[start]

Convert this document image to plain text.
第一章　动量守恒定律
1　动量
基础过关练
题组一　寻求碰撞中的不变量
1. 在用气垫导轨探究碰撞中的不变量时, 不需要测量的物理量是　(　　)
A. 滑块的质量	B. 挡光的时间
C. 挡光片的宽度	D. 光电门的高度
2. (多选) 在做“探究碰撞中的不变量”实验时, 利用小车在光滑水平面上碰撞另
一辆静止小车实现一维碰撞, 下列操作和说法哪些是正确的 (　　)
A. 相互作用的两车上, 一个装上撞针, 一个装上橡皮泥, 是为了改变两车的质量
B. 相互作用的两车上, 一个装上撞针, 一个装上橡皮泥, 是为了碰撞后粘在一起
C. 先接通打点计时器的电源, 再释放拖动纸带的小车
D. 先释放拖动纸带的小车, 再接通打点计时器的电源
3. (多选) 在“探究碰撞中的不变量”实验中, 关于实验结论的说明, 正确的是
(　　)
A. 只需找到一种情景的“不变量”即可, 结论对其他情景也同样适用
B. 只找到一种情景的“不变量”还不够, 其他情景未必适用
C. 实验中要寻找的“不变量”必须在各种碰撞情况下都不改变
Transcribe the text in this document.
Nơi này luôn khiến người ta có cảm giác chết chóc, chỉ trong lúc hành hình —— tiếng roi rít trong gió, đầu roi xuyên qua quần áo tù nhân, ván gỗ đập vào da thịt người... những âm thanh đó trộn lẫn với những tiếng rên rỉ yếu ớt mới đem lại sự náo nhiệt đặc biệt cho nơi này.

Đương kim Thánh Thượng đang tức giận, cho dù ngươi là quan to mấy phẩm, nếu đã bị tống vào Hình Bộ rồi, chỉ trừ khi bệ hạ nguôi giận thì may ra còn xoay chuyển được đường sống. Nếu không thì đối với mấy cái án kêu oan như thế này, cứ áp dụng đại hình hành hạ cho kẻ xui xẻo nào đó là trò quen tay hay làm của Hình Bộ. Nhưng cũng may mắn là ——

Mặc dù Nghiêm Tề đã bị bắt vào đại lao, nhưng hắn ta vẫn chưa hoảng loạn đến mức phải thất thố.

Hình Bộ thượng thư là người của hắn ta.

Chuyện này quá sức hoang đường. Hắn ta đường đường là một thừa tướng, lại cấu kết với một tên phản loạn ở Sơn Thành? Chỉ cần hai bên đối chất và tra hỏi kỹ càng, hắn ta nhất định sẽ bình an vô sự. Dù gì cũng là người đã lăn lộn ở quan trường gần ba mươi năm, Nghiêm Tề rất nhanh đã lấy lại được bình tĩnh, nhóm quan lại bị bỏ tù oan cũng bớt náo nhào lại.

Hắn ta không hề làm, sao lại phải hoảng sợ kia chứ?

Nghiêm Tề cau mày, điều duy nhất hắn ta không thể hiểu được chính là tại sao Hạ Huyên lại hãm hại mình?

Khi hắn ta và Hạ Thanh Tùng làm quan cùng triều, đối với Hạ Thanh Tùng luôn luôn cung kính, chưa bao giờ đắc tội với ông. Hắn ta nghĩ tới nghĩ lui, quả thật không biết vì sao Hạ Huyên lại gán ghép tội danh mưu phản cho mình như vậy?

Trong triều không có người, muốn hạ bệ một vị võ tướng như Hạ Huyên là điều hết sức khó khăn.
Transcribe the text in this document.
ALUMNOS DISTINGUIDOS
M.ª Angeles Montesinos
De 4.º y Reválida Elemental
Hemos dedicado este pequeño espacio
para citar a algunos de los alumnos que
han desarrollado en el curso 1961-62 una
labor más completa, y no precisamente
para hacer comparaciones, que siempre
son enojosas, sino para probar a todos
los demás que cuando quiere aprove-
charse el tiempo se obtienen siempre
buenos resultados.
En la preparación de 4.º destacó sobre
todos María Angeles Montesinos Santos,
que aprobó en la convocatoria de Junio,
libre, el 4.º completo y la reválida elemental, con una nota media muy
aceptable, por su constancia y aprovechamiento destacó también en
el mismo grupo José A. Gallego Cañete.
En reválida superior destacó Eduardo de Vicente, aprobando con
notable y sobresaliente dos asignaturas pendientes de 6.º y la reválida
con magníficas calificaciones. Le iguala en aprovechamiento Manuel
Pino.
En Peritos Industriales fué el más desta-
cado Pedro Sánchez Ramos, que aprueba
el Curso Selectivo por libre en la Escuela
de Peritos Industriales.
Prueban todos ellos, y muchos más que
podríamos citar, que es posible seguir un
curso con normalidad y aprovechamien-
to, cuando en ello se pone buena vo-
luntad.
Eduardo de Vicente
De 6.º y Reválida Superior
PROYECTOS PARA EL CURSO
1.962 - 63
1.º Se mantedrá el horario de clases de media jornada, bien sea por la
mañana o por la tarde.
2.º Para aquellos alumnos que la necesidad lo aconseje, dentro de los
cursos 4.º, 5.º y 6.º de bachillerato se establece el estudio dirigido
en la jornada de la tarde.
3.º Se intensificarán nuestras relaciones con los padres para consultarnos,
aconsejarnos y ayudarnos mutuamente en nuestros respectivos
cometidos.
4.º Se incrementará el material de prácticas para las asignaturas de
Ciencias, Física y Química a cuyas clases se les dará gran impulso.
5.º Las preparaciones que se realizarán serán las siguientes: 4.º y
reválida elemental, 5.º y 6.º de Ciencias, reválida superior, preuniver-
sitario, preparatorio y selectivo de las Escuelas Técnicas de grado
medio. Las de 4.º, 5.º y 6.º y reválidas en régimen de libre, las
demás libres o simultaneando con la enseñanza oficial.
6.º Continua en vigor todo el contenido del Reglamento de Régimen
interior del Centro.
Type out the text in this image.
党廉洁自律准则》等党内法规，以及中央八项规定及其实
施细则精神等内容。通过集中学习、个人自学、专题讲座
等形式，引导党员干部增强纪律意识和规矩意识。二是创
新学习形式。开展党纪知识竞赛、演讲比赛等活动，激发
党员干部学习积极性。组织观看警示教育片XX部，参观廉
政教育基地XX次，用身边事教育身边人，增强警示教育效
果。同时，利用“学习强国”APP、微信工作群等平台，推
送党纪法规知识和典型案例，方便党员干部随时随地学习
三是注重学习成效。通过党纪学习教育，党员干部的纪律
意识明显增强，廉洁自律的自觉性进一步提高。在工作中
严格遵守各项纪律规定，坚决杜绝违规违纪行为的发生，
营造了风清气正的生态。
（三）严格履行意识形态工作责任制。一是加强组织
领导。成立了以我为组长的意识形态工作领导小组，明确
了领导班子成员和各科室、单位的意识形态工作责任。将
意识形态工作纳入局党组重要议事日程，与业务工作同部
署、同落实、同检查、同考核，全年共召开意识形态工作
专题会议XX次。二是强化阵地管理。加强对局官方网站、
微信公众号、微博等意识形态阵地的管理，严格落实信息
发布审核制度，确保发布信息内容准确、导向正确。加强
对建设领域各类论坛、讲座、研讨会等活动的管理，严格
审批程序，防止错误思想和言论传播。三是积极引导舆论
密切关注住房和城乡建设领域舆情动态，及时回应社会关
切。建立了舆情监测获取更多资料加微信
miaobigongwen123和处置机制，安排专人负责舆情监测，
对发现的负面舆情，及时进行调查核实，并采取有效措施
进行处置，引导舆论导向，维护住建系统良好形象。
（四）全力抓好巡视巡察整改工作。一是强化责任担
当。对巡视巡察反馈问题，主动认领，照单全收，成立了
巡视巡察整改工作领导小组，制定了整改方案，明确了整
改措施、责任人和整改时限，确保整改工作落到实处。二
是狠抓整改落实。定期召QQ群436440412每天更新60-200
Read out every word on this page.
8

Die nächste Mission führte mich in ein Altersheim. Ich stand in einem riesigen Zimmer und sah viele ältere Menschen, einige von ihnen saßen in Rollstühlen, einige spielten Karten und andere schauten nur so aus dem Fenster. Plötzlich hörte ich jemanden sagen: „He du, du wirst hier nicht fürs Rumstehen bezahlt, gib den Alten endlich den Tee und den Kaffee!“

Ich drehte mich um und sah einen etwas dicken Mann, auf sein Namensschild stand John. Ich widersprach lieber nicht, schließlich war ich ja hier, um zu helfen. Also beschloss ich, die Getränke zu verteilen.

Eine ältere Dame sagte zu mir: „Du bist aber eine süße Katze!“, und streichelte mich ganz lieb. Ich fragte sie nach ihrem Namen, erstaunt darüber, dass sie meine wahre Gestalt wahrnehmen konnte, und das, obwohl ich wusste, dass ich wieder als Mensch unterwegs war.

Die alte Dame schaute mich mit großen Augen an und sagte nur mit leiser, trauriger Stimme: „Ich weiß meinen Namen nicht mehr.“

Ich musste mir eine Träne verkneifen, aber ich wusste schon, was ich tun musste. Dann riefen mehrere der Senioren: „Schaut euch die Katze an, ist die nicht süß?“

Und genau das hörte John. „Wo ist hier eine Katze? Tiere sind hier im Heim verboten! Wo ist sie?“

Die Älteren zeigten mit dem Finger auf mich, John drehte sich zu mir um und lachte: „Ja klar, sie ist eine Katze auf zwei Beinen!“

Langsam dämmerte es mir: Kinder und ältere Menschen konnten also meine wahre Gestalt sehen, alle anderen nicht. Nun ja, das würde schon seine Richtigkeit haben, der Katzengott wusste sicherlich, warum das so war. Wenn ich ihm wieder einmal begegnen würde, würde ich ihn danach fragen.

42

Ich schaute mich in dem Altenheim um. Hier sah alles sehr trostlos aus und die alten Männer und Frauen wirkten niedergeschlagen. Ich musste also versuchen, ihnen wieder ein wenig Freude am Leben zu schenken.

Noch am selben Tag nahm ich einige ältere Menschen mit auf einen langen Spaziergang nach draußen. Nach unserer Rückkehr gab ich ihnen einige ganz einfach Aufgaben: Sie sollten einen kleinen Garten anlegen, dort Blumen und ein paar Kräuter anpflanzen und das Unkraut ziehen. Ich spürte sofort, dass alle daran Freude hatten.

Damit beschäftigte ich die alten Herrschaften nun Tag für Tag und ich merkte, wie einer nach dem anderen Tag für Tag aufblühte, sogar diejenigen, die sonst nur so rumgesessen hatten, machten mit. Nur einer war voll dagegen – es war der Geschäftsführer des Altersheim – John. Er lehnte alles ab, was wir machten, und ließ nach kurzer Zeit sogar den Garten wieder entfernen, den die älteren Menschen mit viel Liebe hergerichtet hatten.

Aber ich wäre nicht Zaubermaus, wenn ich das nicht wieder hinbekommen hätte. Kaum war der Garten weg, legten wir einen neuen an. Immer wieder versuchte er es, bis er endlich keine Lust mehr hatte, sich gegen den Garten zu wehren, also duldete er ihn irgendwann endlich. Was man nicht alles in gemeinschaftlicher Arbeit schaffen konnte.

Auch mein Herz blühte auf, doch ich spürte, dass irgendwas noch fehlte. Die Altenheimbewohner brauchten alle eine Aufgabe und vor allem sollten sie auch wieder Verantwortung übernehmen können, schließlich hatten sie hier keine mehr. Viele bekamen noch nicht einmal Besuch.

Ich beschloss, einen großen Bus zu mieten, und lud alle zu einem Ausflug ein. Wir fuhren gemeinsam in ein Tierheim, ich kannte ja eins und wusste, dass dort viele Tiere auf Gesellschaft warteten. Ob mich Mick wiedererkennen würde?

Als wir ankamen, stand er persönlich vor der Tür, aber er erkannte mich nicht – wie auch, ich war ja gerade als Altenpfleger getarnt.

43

[end]

## TASK GOAL
Identify the lines that hold the word "Angeles". Copy every one of them.

## RESPONSE BELOW
M.ª Angeles Montesinos
todos María Angeles Montesinos Santos,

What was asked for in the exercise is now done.